**TASK OBJECTIVE:** Exactly repeat the material, dropping only the pictures.

● ● ●

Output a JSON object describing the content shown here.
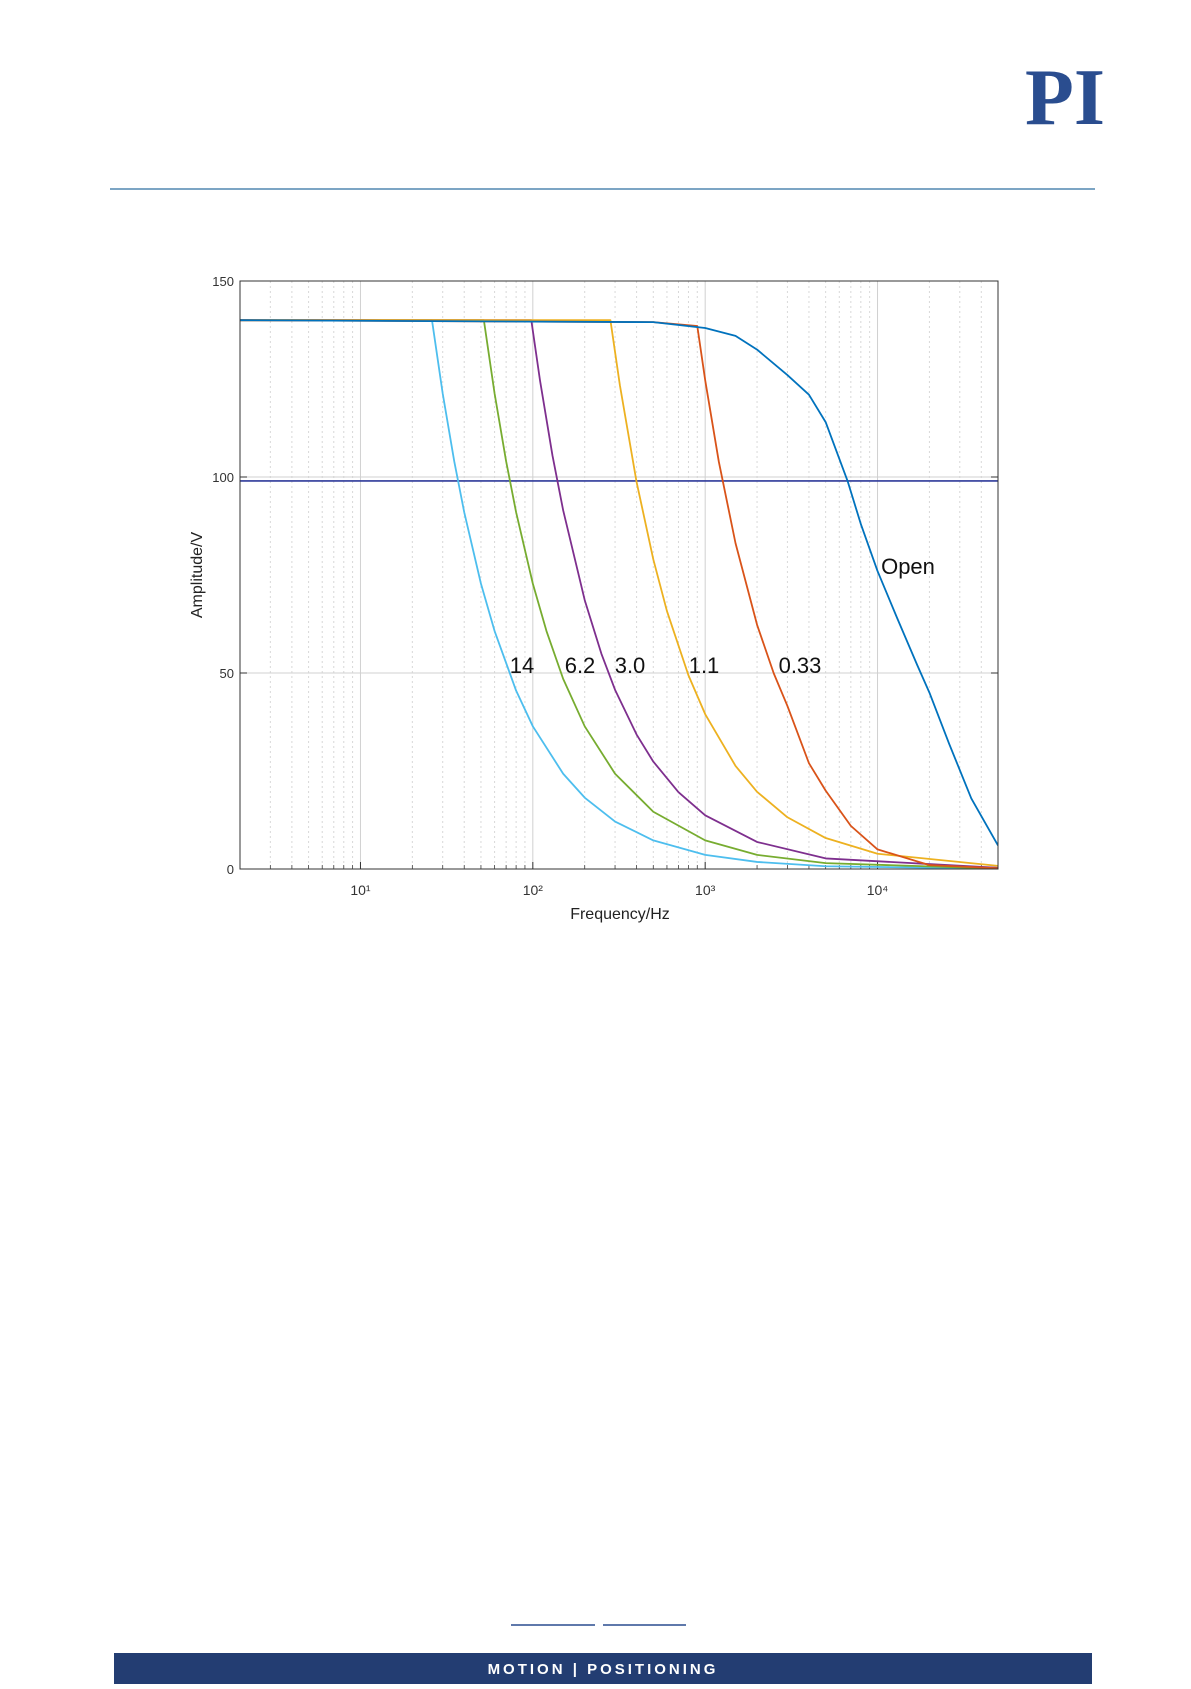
{
  "header": {
    "logo": "PI"
  },
  "chart_data": {
    "type": "line",
    "xlabel": "Frequency/Hz",
    "ylabel": "Amplitude/V",
    "xscale": "log",
    "xlim": [
      2,
      50000
    ],
    "ylim": [
      0,
      150
    ],
    "xticks": [
      {
        "value": 10,
        "label": "10¹"
      },
      {
        "value": 100,
        "label": "10²"
      },
      {
        "value": 1000,
        "label": "10³"
      },
      {
        "value": 10000,
        "label": "10⁴"
      }
    ],
    "yticks": [
      0,
      50,
      100,
      150
    ],
    "grid": true,
    "x_minor_grid": true,
    "reference_line": {
      "value": 99,
      "color": "#2e3a9a"
    },
    "series": [
      {
        "name": "14",
        "color": "#4dbeee",
        "x": [
          2,
          26,
          30,
          35,
          40,
          50,
          60,
          80,
          100,
          150,
          200,
          300,
          500,
          1000,
          2000,
          5000,
          50000
        ],
        "values": [
          140,
          140,
          121.3,
          104,
          91,
          72.8,
          60.7,
          45.5,
          36.4,
          24.3,
          18.2,
          12.1,
          7.3,
          3.6,
          1.8,
          0.7,
          0.1
        ]
      },
      {
        "name": "6.2",
        "color": "#77ac30",
        "x": [
          2,
          52,
          60,
          70,
          80,
          100,
          120,
          150,
          200,
          300,
          500,
          1000,
          2000,
          5000,
          50000
        ],
        "values": [
          140,
          140,
          121.3,
          104,
          91,
          72.8,
          60.7,
          48.5,
          36.4,
          24.3,
          14.6,
          7.3,
          3.6,
          1.5,
          0.1
        ]
      },
      {
        "name": "3.0",
        "color": "#7e2f8e",
        "x": [
          2,
          98,
          110,
          130,
          150,
          200,
          250,
          300,
          400,
          500,
          700,
          1000,
          2000,
          5000,
          50000
        ],
        "values": [
          140,
          140,
          124.7,
          105.5,
          91.5,
          68.6,
          54.9,
          45.7,
          34.3,
          27.4,
          19.6,
          13.7,
          6.9,
          2.7,
          0.3
        ]
      },
      {
        "name": "1.1",
        "color": "#edb120",
        "x": [
          2,
          282,
          320,
          400,
          500,
          600,
          800,
          1000,
          1500,
          2000,
          3000,
          5000,
          10000,
          50000
        ],
        "values": [
          140,
          140,
          123.4,
          98.7,
          79,
          65.8,
          49.4,
          39.5,
          26.3,
          19.7,
          13.2,
          7.9,
          3.9,
          0.8
        ]
      },
      {
        "name": "0.33",
        "color": "#d95319",
        "x": [
          2,
          500,
          900,
          1000,
          1200,
          1500,
          2000,
          2500,
          3000,
          4000,
          5000,
          7000,
          10000,
          20000,
          50000
        ],
        "values": [
          140,
          139.5,
          138.5,
          124.7,
          103.9,
          83.1,
          62.3,
          49.9,
          41.6,
          27,
          20,
          11,
          5,
          1,
          0.2
        ]
      },
      {
        "name": "Open",
        "color": "#0072bd",
        "x": [
          2,
          500,
          1000,
          1500,
          2000,
          3000,
          4000,
          5000,
          6700,
          8000,
          10000,
          13000,
          17000,
          20000,
          26000,
          35000,
          50000
        ],
        "values": [
          140,
          139.5,
          138,
          136,
          132.5,
          126,
          121,
          114,
          99,
          88,
          76,
          64,
          52,
          45,
          32,
          18,
          6
        ]
      }
    ]
  },
  "footer": {
    "tagline": "MOTION | POSITIONING"
  }
}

● ● ●

**SOLVED EXERCISE:**
Output a JSON object describing the content shown here.
{
  "header": {
    "logo": "PI"
  },
  "chart_data": {
    "type": "line",
    "xlabel": "Frequency/Hz",
    "ylabel": "Amplitude/V",
    "xscale": "log",
    "xlim": [
      2,
      50000
    ],
    "ylim": [
      0,
      150
    ],
    "xticks": [
      {
        "value": 10,
        "label": "10¹"
      },
      {
        "value": 100,
        "label": "10²"
      },
      {
        "value": 1000,
        "label": "10³"
      },
      {
        "value": 10000,
        "label": "10⁴"
      }
    ],
    "yticks": [
      0,
      50,
      100,
      150
    ],
    "grid": true,
    "x_minor_grid": true,
    "reference_line": {
      "value": 99,
      "color": "#2e3a9a"
    },
    "series": [
      {
        "name": "14",
        "color": "#4dbeee",
        "x": [
          2,
          26,
          30,
          35,
          40,
          50,
          60,
          80,
          100,
          150,
          200,
          300,
          500,
          1000,
          2000,
          5000,
          50000
        ],
        "values": [
          140,
          140,
          121.3,
          104,
          91,
          72.8,
          60.7,
          45.5,
          36.4,
          24.3,
          18.2,
          12.1,
          7.3,
          3.6,
          1.8,
          0.7,
          0.1
        ]
      },
      {
        "name": "6.2",
        "color": "#77ac30",
        "x": [
          2,
          52,
          60,
          70,
          80,
          100,
          120,
          150,
          200,
          300,
          500,
          1000,
          2000,
          5000,
          50000
        ],
        "values": [
          140,
          140,
          121.3,
          104,
          91,
          72.8,
          60.7,
          48.5,
          36.4,
          24.3,
          14.6,
          7.3,
          3.6,
          1.5,
          0.1
        ]
      },
      {
        "name": "3.0",
        "color": "#7e2f8e",
        "x": [
          2,
          98,
          110,
          130,
          150,
          200,
          250,
          300,
          400,
          500,
          700,
          1000,
          2000,
          5000,
          50000
        ],
        "values": [
          140,
          140,
          124.7,
          105.5,
          91.5,
          68.6,
          54.9,
          45.7,
          34.3,
          27.4,
          19.6,
          13.7,
          6.9,
          2.7,
          0.3
        ]
      },
      {
        "name": "1.1",
        "color": "#edb120",
        "x": [
          2,
          282,
          320,
          400,
          500,
          600,
          800,
          1000,
          1500,
          2000,
          3000,
          5000,
          10000,
          50000
        ],
        "values": [
          140,
          140,
          123.4,
          98.7,
          79,
          65.8,
          49.4,
          39.5,
          26.3,
          19.7,
          13.2,
          7.9,
          3.9,
          0.8
        ]
      },
      {
        "name": "0.33",
        "color": "#d95319",
        "x": [
          2,
          500,
          900,
          1000,
          1200,
          1500,
          2000,
          2500,
          3000,
          4000,
          5000,
          7000,
          10000,
          20000,
          50000
        ],
        "values": [
          140,
          139.5,
          138.5,
          124.7,
          103.9,
          83.1,
          62.3,
          49.9,
          41.6,
          27,
          20,
          11,
          5,
          1,
          0.2
        ]
      },
      {
        "name": "Open",
        "color": "#0072bd",
        "x": [
          2,
          500,
          1000,
          1500,
          2000,
          3000,
          4000,
          5000,
          6700,
          8000,
          10000,
          13000,
          17000,
          20000,
          26000,
          35000,
          50000
        ],
        "values": [
          140,
          139.5,
          138,
          136,
          132.5,
          126,
          121,
          114,
          99,
          88,
          76,
          64,
          52,
          45,
          32,
          18,
          6
        ]
      }
    ]
  },
  "footer": {
    "tagline": "MOTION | POSITIONING"
  }
}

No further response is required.